Task inputs:
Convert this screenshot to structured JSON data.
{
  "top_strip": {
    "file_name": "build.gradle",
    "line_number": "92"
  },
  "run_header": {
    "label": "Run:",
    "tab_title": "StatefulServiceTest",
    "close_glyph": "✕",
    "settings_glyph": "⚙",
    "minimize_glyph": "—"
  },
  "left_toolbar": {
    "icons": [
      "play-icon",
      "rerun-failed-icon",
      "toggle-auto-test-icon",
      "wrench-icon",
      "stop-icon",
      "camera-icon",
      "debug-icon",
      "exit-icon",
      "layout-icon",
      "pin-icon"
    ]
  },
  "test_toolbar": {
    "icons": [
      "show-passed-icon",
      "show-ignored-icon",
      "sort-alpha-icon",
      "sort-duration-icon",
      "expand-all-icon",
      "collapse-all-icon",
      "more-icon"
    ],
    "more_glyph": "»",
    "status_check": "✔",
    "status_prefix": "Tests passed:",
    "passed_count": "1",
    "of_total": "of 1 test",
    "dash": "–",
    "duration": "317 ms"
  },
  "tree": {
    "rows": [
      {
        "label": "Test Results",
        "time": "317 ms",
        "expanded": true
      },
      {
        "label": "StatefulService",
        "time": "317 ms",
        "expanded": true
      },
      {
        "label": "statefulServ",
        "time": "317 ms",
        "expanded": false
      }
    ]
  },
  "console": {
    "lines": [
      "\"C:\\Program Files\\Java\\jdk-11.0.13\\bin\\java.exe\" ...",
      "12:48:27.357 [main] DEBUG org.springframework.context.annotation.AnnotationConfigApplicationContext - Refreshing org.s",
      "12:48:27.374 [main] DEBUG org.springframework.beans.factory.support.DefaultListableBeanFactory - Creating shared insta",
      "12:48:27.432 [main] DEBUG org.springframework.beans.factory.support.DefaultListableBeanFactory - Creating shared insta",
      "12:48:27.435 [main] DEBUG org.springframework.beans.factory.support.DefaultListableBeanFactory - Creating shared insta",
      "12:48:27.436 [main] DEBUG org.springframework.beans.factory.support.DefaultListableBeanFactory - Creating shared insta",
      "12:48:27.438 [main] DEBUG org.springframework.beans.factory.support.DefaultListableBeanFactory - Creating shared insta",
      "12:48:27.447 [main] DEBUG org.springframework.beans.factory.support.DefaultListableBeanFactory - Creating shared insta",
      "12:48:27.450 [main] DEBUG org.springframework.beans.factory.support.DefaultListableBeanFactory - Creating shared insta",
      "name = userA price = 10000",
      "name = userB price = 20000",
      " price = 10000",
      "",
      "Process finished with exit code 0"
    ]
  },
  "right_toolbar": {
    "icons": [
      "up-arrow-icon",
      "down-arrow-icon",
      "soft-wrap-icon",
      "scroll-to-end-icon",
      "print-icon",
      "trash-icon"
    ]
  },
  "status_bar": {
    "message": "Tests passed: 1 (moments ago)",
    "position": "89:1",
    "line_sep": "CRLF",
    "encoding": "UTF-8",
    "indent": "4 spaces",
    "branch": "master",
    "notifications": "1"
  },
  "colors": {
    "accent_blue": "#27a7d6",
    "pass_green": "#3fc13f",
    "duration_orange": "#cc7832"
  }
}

Stated problem: Gather each line from the entries above that includes the word "label".

Answer to this exercise:
    "label": "Run:",
        "label": "Test Results",
        "label": "StatefulService",
        "label": "statefulServ",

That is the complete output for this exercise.